- **JOB**
Check each line of the material. Copy those containing "image".

•••

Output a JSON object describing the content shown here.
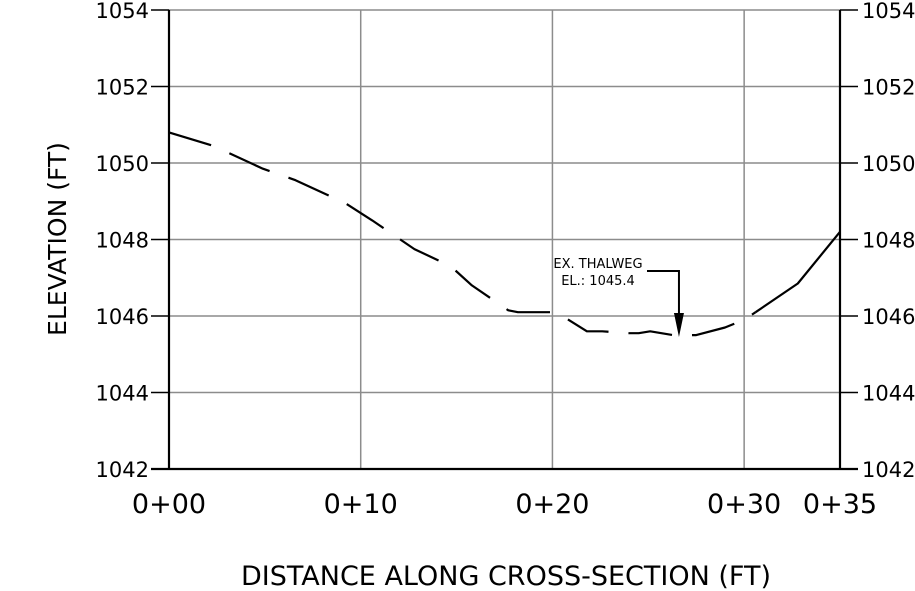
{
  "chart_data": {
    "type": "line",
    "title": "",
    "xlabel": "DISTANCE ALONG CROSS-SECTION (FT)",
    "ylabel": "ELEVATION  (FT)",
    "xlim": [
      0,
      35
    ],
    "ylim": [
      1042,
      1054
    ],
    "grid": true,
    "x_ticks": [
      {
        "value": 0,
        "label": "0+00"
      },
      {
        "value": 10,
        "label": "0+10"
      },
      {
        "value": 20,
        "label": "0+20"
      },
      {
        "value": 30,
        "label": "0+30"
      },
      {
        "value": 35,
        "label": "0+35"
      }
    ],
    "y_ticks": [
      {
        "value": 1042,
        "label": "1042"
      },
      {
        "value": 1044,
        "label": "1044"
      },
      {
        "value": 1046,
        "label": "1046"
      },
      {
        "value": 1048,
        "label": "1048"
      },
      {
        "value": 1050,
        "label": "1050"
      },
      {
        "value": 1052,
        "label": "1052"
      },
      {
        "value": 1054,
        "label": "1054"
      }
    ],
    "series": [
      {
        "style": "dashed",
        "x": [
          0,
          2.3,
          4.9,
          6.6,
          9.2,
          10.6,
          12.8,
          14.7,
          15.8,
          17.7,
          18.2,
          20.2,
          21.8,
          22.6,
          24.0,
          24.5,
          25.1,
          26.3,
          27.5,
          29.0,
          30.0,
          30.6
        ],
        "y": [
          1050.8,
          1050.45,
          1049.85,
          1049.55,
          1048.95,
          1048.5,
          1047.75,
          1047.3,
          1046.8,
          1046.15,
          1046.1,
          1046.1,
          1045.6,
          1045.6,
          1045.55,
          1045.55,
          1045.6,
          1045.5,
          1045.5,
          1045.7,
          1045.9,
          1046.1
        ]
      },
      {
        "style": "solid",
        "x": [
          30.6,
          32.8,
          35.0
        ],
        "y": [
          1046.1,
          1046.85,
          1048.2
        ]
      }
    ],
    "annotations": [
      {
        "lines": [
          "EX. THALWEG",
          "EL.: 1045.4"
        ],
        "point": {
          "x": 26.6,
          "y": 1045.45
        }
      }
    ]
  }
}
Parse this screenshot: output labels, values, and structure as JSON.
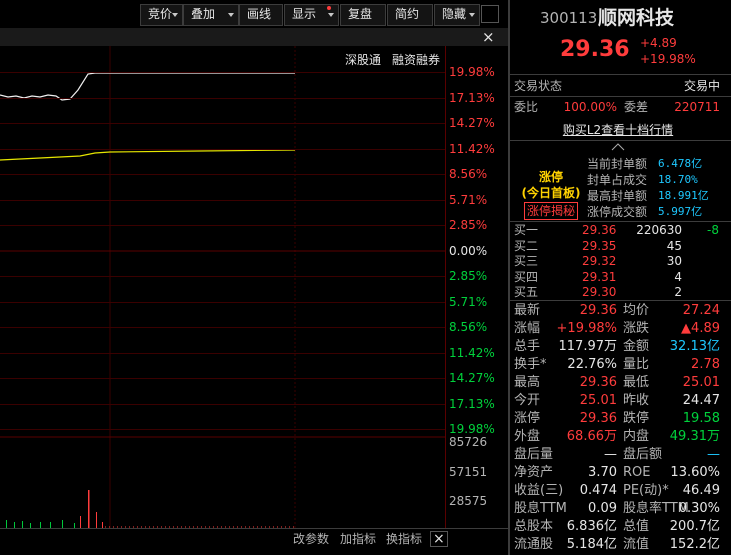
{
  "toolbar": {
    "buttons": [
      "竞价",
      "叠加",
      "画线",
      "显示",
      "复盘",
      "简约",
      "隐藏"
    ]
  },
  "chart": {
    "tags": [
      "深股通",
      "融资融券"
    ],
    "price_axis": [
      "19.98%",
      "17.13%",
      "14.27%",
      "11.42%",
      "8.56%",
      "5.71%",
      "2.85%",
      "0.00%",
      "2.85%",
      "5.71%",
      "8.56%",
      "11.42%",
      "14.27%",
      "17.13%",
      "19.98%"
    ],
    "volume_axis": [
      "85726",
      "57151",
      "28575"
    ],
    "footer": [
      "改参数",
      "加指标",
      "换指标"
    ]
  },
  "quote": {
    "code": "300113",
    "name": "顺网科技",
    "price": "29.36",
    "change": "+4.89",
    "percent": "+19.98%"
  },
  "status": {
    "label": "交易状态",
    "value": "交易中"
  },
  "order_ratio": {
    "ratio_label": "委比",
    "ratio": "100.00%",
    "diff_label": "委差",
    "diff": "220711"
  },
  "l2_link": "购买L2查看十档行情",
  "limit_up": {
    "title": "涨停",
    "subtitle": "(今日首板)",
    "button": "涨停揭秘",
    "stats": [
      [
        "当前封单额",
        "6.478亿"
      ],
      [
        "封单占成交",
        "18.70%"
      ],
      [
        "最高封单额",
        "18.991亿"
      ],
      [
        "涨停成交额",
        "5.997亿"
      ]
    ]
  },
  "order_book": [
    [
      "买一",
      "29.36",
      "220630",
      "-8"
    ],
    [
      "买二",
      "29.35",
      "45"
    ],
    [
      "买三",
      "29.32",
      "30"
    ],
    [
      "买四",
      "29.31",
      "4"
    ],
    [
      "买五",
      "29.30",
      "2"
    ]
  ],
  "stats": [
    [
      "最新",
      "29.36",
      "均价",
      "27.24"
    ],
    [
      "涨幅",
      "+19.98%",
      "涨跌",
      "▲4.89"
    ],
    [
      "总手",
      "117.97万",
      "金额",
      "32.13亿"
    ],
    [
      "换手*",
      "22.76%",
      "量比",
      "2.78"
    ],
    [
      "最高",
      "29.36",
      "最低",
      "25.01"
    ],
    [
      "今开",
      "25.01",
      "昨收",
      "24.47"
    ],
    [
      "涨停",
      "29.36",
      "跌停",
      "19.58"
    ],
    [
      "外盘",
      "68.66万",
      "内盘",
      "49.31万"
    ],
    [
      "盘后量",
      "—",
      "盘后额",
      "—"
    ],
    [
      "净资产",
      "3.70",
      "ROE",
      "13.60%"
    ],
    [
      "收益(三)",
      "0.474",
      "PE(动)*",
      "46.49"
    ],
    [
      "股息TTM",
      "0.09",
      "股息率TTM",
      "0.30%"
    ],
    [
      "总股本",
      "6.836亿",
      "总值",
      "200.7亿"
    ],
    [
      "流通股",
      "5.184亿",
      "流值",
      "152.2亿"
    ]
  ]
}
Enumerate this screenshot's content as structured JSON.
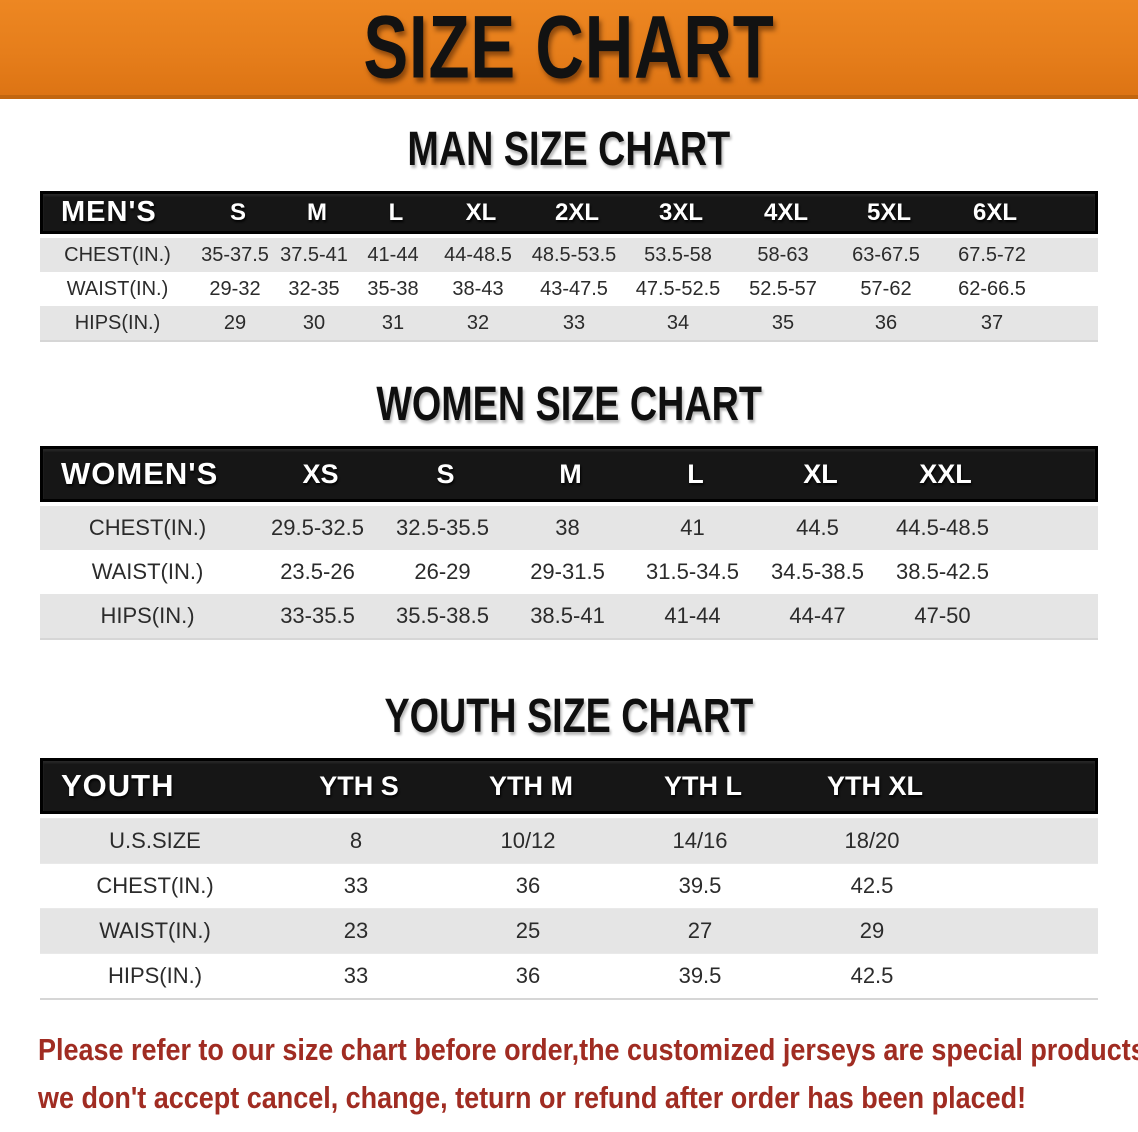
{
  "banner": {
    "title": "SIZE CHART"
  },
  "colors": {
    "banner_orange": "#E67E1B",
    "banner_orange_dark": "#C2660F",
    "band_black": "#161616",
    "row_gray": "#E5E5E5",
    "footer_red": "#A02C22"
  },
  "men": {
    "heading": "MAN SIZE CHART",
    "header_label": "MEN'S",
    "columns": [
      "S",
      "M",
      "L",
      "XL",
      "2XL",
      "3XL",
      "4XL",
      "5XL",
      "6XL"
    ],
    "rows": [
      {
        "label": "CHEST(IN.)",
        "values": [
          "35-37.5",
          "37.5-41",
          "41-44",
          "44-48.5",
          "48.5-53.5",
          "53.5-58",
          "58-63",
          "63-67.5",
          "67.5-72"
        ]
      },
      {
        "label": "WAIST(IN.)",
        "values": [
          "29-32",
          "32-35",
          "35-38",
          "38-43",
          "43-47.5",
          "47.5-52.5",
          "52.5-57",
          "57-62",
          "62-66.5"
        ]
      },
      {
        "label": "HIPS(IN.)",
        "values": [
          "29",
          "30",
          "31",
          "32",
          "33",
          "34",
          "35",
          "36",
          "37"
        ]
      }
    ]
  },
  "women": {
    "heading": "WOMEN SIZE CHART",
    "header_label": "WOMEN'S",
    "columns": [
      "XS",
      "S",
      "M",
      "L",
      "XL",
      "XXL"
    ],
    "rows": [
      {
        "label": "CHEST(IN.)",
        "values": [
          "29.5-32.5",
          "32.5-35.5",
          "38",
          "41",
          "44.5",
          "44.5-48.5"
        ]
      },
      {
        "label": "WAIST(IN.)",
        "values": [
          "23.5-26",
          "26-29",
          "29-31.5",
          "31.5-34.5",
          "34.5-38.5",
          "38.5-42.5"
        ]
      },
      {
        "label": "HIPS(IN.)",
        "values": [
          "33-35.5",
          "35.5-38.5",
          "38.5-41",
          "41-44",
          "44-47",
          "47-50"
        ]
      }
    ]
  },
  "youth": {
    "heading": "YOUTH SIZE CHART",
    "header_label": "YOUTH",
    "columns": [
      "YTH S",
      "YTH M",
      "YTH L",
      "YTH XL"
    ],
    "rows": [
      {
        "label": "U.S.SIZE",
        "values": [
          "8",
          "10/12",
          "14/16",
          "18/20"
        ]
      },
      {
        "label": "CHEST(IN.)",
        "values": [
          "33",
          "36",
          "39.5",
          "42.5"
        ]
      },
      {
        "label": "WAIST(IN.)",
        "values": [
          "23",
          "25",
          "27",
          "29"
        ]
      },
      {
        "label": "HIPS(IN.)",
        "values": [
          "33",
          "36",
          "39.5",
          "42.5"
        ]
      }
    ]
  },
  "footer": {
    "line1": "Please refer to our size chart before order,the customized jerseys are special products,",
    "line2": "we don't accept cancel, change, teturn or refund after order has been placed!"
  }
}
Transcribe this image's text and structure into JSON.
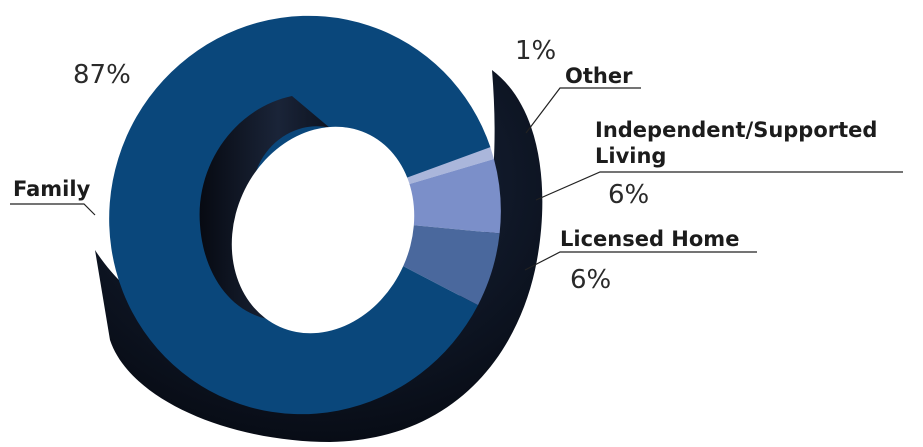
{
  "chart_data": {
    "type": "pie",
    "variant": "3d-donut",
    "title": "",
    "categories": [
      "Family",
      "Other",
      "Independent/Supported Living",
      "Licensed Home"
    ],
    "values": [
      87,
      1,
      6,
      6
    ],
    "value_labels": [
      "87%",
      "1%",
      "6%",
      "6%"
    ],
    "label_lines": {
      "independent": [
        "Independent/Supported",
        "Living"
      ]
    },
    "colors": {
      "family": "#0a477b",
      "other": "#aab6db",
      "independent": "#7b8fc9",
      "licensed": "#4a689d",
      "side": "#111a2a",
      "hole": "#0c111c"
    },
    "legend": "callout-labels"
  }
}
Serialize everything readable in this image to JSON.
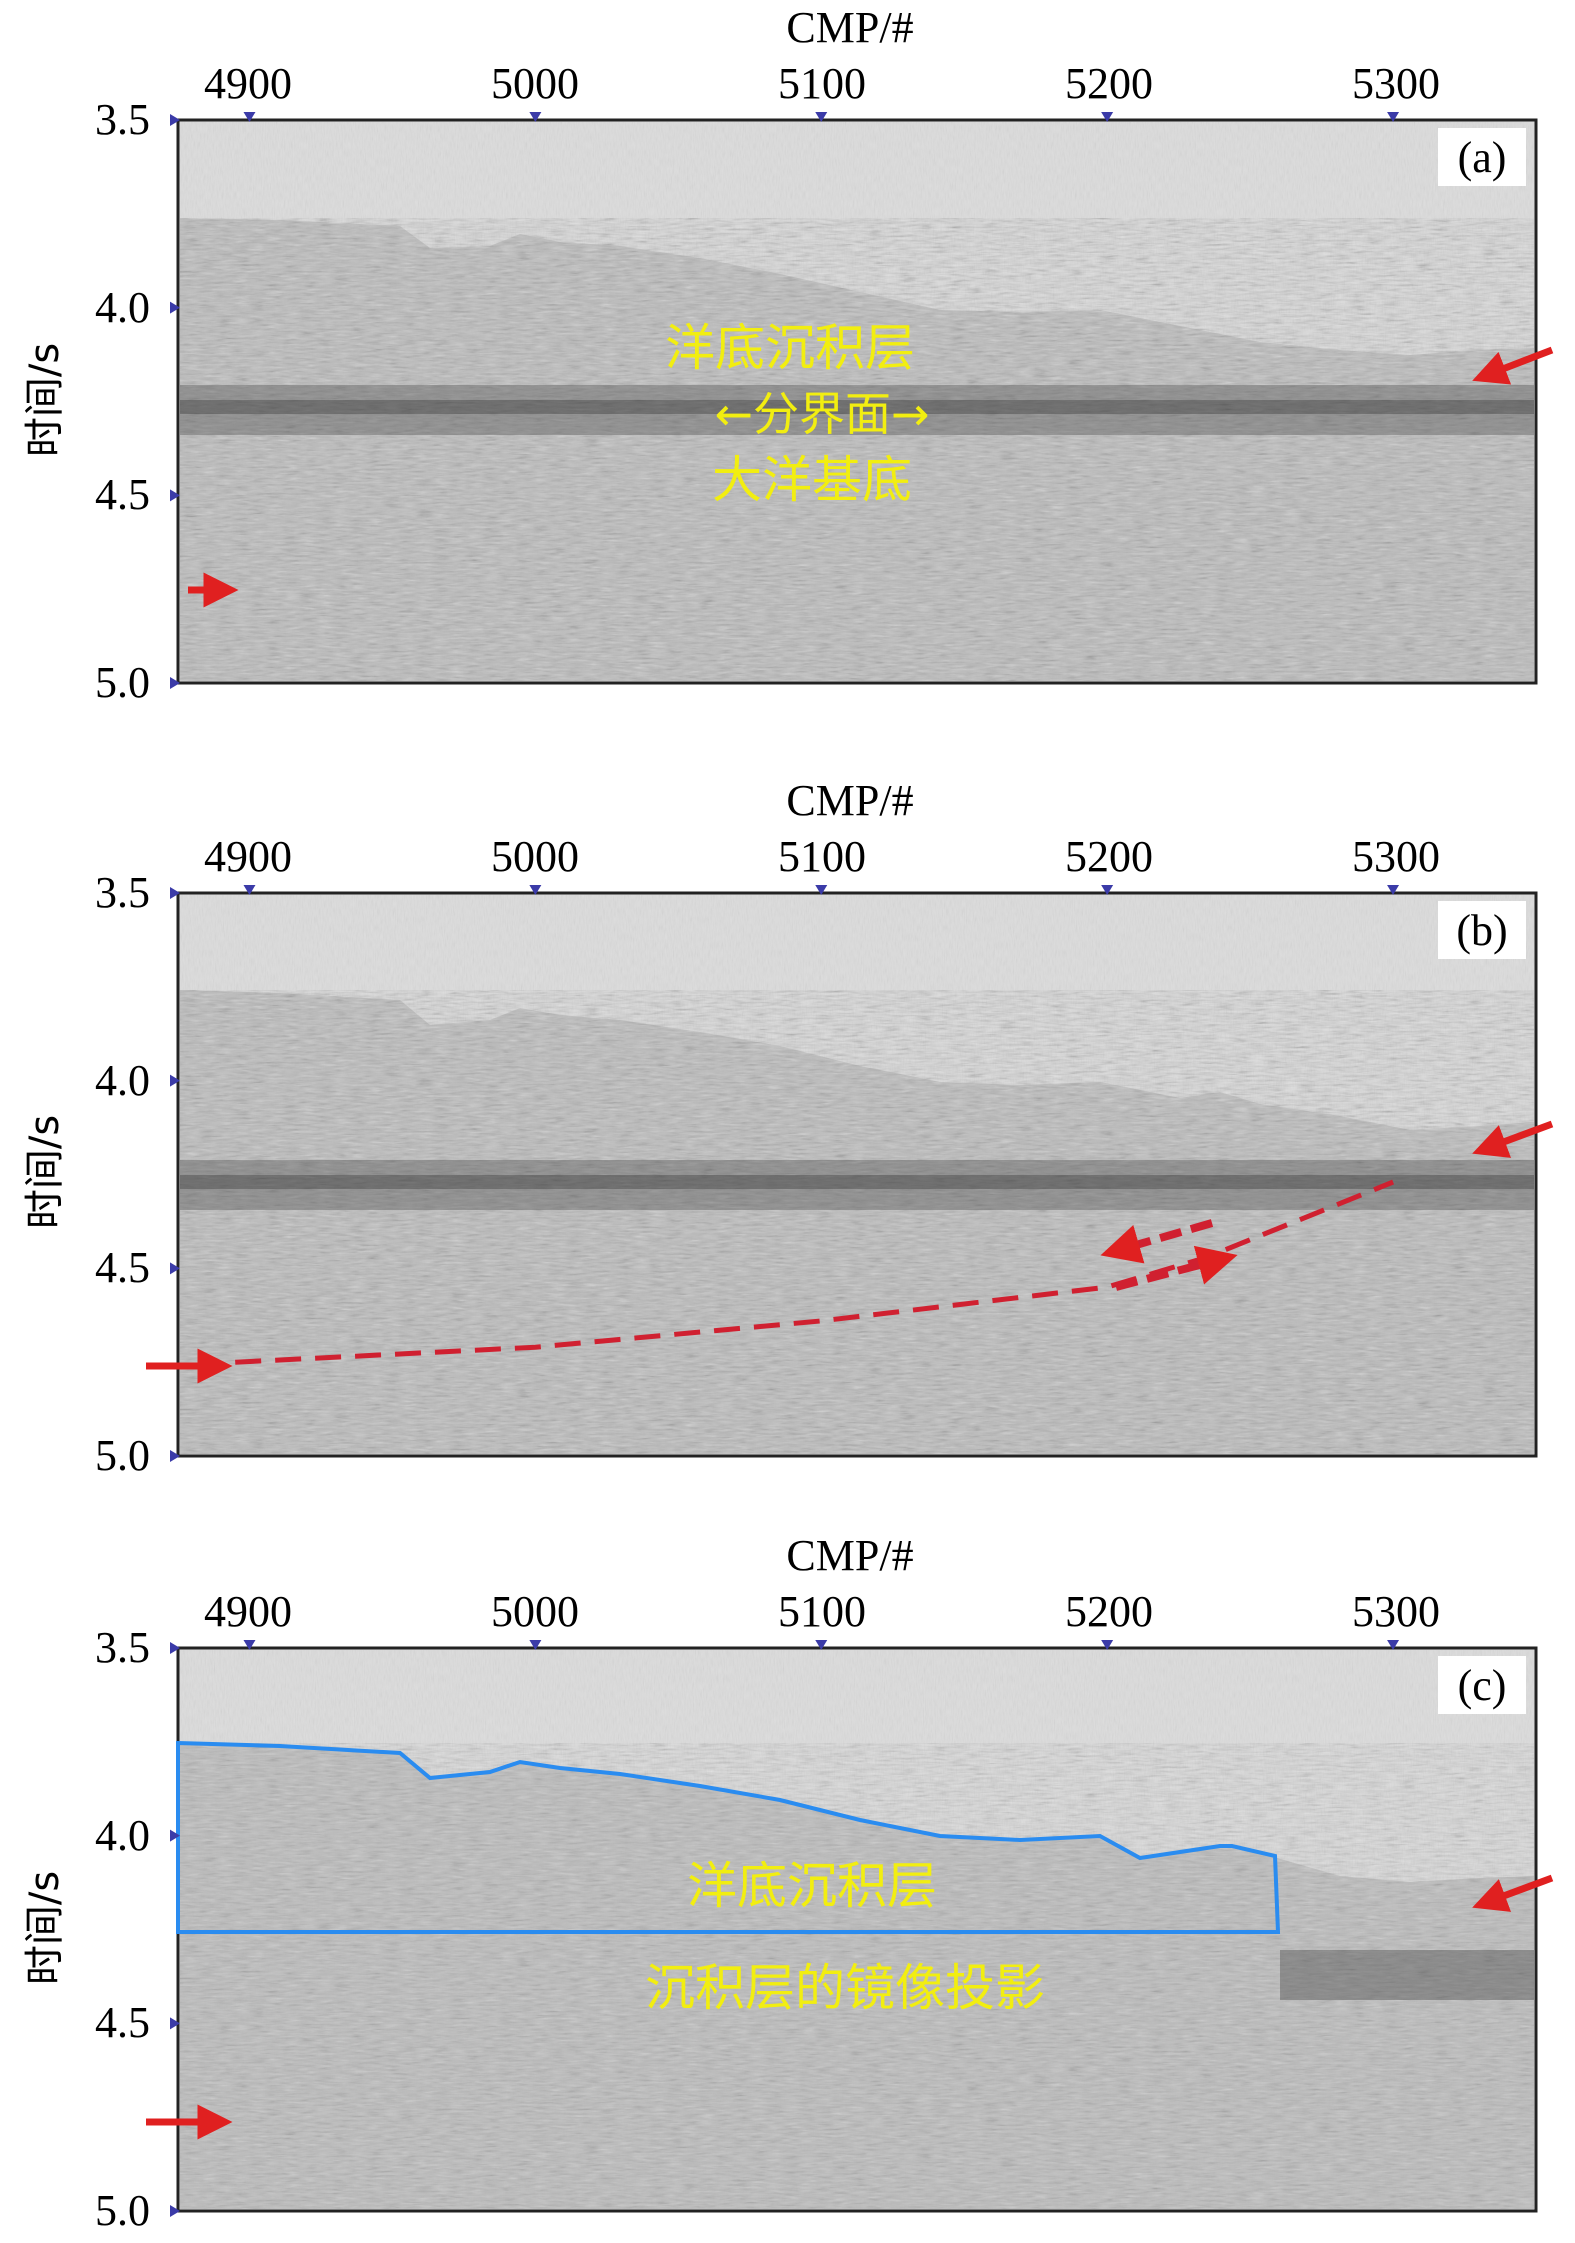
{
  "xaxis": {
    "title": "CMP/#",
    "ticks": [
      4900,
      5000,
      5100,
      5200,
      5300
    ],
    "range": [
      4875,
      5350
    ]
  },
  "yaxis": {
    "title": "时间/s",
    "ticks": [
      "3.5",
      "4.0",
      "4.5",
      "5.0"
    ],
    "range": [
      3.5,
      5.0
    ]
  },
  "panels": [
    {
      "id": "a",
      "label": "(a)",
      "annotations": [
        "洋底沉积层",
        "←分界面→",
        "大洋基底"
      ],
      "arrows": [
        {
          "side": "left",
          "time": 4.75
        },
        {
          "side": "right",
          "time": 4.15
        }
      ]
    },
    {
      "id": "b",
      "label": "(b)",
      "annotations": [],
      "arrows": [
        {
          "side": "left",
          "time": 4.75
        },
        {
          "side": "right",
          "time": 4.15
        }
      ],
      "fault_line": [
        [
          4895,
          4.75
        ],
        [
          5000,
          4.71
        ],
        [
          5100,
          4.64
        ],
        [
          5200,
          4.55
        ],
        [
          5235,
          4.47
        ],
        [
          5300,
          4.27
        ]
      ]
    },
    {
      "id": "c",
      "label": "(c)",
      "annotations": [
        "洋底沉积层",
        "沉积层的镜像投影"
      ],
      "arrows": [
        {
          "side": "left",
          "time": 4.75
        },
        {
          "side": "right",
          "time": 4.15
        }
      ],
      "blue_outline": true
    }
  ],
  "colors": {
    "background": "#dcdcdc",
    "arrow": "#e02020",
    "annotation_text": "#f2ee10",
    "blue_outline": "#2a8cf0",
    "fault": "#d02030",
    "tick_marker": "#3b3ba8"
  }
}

•••

- **RESULT**
Transcribe this image's text and structure into JSON.
Serialize everything readable in this image to JSON.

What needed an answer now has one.